# [STATED EXERCISE]
Extend the personal reflection on outgrowing TRP, starting right after its last sentence.

# [PASSAGE TO READ]
________

I just turned 31 this year and as I look back on my late 20's TRP was a core part of my life at that time I read my bible and TRP and honestly, that's all I felt I needed.
Looking back though and really being mindfucked how much my mind has changed in a little over 5 years and I feel like TRP was valuable for me at that point in my life but I think to embrace TRP based on who i am today would be childish.
I look and think about some of my strategies to get laid and date women and I don't feel great and honestly, I imagine some of those women felt worse ( though some of them were pretty awful themselves but not all of them were) . There were women who I hung out with in my TRP heyday who loved the vision of the man I was but i vividly remember a time when I felt like a Living and breathing dildo and nothing more . I used to really take pride and joy in being some womans fantasy escape , the idea she'd go to work and just think about my dick all day of course made me feel fucking fantastic and yet the profound quiet and empty after you've fucked and sent away multiple people who honestly ONLY value your dick. They don't care about you or anything that happens to you when they're not horny . The idea that I was only worth being a hard cock really hurt me honestly .
I went from feeling useless because I wasn't enough for the woman I loved and she cheated on me twice to feeling useless because all I was good for was being some horny random womans Wednesday night date for a few months and nothing more. So strange to see both sides of the mirror but i think it's why i feel so conflcied now.

________

# [SUPPLIED INFORMATION]

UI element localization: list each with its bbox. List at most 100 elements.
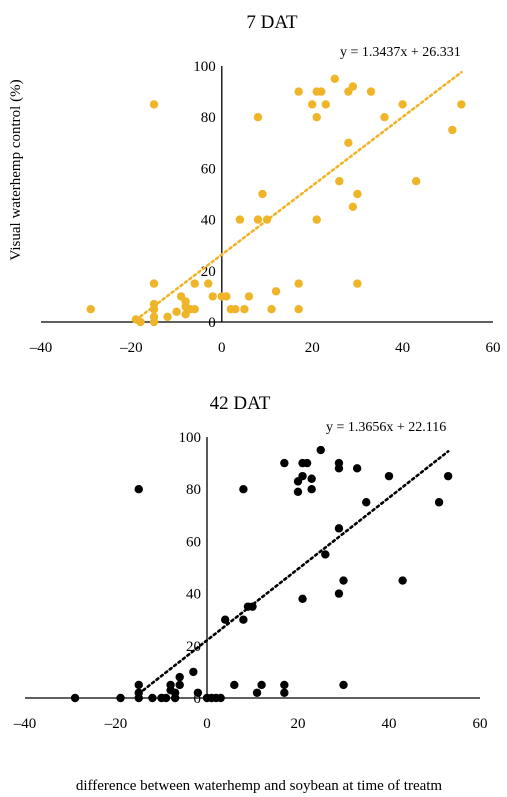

________

# [TASK ANSWER]
It's such a weird dichotomy to claim I was this strong alpha of a man who didn't give a flying fuck what anyone thought but then I'd be demoralized when a fuckbuddy didn't make time for me . I'd call other men bitches and cowards for wanting to share their emotions with the women in their lives but then I'd fucked all these chicks and it felt like I was compensating for my lack of emotional intimacy by replacing it with a really intense physical intimacy . I can't tell you I like you deeply ( that's a beta move) so let me fuck you so hard we share the warm and fuzzies and then never actually share a part of ourselves as humans struggling to make it day by day like every other human on this rock .
It's so hard because there are core aspects of the man I am today that I never could have reached without TRP. TRP helped me mend my relationship with my father, TRP helped me to stop being a coward and afraid of women, TPR helped me to take responsibility for my life, my health, my job salary, and the type of work I did , TRP helped me learn how to establish boundaries . As far as empowering myself I think TRP taught me a ton of tools to make my life better for me as an individual and tools I think will be useful for the rest of my life .
I'm in a relationship now ( here goes the blue pill alert right ?) and 31 year old me now and 25 year old me when I first found TRP are at a crossroads.
I respect her , I love her, I value her mind she's one of the most intelligent, sarcastic, and funny lovable assholes I've ever met man or woman. 25 year old me would say she's a good fuck and a plate worth spinning, and that me getting invested in this woman would have been an utter mistake . I know how 25 year old me would treat her and it kind of hurts that I can see me being the one to ruin this woman, the alpha widower or what have you . I very clearly see how I could shatter this woman and It terrifies me because that's the last thing I want to do to her. She desves kindness and i'd like to give her kindness.
It's just so crazy to me how much I've changed in so little time and what seemed important no longer is.
Yet I'm a little older now, I'm a little more experienced, I was the nervous beta bitch turned Alpha poster boy turned some older dude who honestly doesn't give a fuck about either title anymore , I'm a fucking man point blank period some time I like to lead other times I like to follow and that's alright with me because I'm smart enough to know when I'm the smartest man in the room and when i can relax and let someone else who is also smart and capable take the rigns.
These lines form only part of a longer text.